* [Task requirements]:
From the records, pick out and copy each line containing "sham".

■ ■ ■ ■

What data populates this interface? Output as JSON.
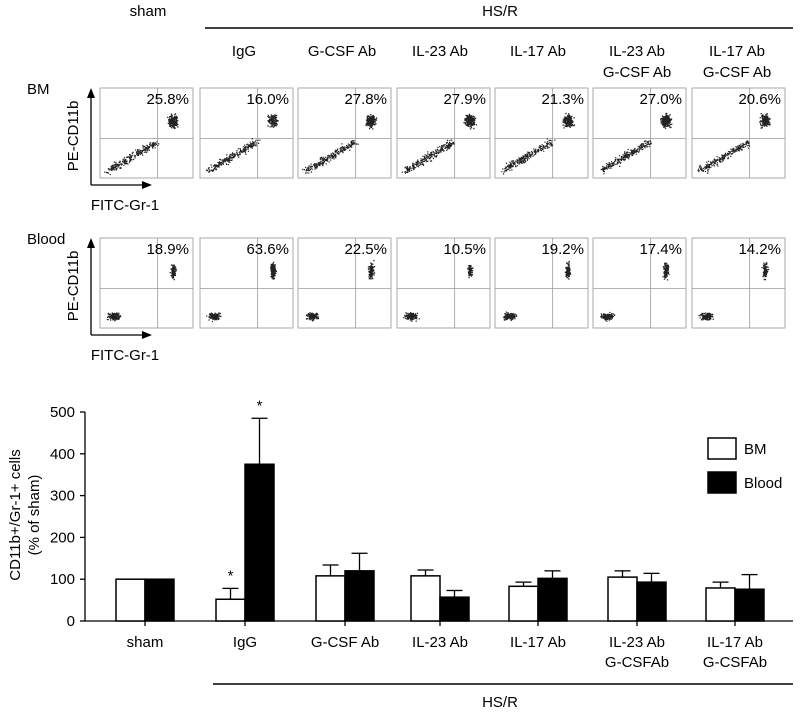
{
  "panel_top": {
    "sham_label": "sham",
    "hsr_label": "HS/R",
    "group_headers": [
      {
        "line1": "IgG",
        "line2": ""
      },
      {
        "line1": "G-CSF Ab",
        "line2": ""
      },
      {
        "line1": "IL-23 Ab",
        "line2": ""
      },
      {
        "line1": "IL-17 Ab",
        "line2": ""
      },
      {
        "line1": "IL-23 Ab",
        "line2": "G-CSF Ab"
      },
      {
        "line1": "IL-17 Ab",
        "line2": "G-CSF Ab"
      }
    ],
    "rows": [
      {
        "label": "BM",
        "y_axis": "PE-CD11b",
        "x_axis": "FITC-Gr-1",
        "percentages": [
          "25.8%",
          "16.0%",
          "27.8%",
          "27.9%",
          "21.3%",
          "27.0%",
          "20.6%"
        ],
        "density": [
          0.9,
          0.5,
          1.0,
          1.0,
          0.8,
          1.0,
          0.8
        ]
      },
      {
        "label": "Blood",
        "y_axis": "PE-CD11b",
        "x_axis": "FITC-Gr-1",
        "percentages": [
          "18.9%",
          "63.6%",
          "22.5%",
          "10.5%",
          "19.2%",
          "17.4%",
          "14.2%"
        ],
        "density": [
          0.5,
          1.0,
          0.5,
          0.35,
          0.5,
          0.5,
          0.4
        ]
      }
    ]
  },
  "chart_data": {
    "type": "bar",
    "ylabel_line1": "CD11b+/Gr-1+ cells",
    "ylabel_line2": "(% of sham)",
    "ylim": [
      0,
      500
    ],
    "yticks": [
      0,
      100,
      200,
      300,
      400,
      500
    ],
    "categories": [
      {
        "line1": "sham",
        "line2": ""
      },
      {
        "line1": "IgG",
        "line2": ""
      },
      {
        "line1": "G-CSF Ab",
        "line2": ""
      },
      {
        "line1": "IL-23 Ab",
        "line2": ""
      },
      {
        "line1": "IL-17 Ab",
        "line2": ""
      },
      {
        "line1": "IL-23 Ab",
        "line2": "G-CSFAb"
      },
      {
        "line1": "IL-17 Ab",
        "line2": "G-CSFAb"
      }
    ],
    "series": [
      {
        "name": "BM",
        "color": "#ffffff",
        "values": [
          100,
          52,
          108,
          108,
          83,
          105,
          79
        ],
        "errors": [
          0,
          26,
          26,
          14,
          10,
          15,
          14
        ],
        "significance": [
          "",
          "*",
          "",
          "",
          "",
          "",
          ""
        ]
      },
      {
        "name": "Blood",
        "color": "#000000",
        "values": [
          100,
          375,
          120,
          57,
          102,
          93,
          76
        ],
        "errors": [
          0,
          110,
          42,
          16,
          18,
          21,
          35
        ],
        "significance": [
          "",
          "*",
          "",
          "",
          "",
          "",
          ""
        ]
      }
    ],
    "group_label": "HS/R"
  }
}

■ ■ ■ ■

* [Answer box]:
    "sham_label": "sham",
    "ylabel_line2": "(% of sham)",
        "line1": "sham",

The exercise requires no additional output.